Sofia è membro dello staff di Direzione. Lei non gira per le case, non lavora nei servizi... lavora da casa. E da lì, tra i figli e le videoconferenze, “lavora forte” per i colleghi, per i ragazzi e gli anziani seguiti da Generazioni FA. Queste le sue parole: «Stare a casa. Stare a casa sapendo che la maggior parte degli operatori della cooperativa - educatori, Asa, Oss, infermieri, assistenti famigliari - sono là fuori per garantire i servizi essenziali per tutte le persone fragili che accudiamo, curiamo, cresciamo. Posso solo immaginare la paura di questi operatori alla notizia di un collega malato; la sensazione di disorientamento e solitudine che provano nel percorrere le vie deserte per arrivare sul posto di lavoro; la stranezza nel dover indossare le mascherine di fronte alle persone che fino a poche settimane fa erano abituati ad abbracciare, ad accudire anche con una carezza e con la vicinanza fisica. E non posso che ammirare la loro forza, la loro tenacia e la motivazione che permettono loro di continuare ad uscire di casa ogni giorno». «Stare a casa. Stare a casa con la sensazione di essere fortunata a poterlo fare. E anche con un gran senso di colpa per non poter andare in prima linea a dare una mano. E allora lavori da casa. Lavori più forte, lavori freneticamente, senza staccare mai veramente, inventando nuovi modi di comunicare, cercando forme nuove di supporto, provando a essere vicina e a essere utile, anche se lontana».

Consegna → Nell'estratto, di quale staff è membro Sofia? Le righe qui sotto sono materiale a sé, distinto dall'estratto.

Dati da analizzare →
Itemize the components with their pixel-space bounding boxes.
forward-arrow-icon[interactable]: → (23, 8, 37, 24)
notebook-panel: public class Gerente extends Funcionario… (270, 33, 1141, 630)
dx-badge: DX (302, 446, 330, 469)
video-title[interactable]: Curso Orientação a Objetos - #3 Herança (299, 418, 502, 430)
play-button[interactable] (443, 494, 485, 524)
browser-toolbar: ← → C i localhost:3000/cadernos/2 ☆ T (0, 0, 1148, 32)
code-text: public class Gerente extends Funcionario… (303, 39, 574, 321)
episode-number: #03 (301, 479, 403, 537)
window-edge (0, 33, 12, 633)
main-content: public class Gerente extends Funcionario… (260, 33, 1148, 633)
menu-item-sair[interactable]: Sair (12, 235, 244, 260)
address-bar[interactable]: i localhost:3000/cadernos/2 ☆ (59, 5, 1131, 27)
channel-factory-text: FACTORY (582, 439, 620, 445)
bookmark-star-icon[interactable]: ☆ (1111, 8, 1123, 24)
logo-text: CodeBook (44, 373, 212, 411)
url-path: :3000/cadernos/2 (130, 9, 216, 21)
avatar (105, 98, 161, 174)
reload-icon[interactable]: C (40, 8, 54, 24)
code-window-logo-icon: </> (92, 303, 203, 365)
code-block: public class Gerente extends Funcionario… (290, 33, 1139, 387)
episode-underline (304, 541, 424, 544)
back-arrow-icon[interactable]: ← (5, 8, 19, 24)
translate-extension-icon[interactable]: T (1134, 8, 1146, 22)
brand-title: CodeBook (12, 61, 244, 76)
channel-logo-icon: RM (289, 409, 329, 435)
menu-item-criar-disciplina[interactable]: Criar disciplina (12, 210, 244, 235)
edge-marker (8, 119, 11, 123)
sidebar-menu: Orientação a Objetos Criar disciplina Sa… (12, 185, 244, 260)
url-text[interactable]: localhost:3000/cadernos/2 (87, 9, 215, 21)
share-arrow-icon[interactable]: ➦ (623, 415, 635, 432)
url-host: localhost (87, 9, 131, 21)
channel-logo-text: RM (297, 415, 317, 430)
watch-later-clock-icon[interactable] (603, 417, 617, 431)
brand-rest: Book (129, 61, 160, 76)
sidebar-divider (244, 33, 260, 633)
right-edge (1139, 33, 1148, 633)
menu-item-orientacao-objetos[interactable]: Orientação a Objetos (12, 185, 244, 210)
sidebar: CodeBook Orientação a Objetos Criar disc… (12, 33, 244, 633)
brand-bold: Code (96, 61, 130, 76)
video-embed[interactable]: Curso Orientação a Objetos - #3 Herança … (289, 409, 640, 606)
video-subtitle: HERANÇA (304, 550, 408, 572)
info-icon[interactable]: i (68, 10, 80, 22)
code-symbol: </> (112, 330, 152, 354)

Soluzione → Sofia è membro dello staff di Direzione.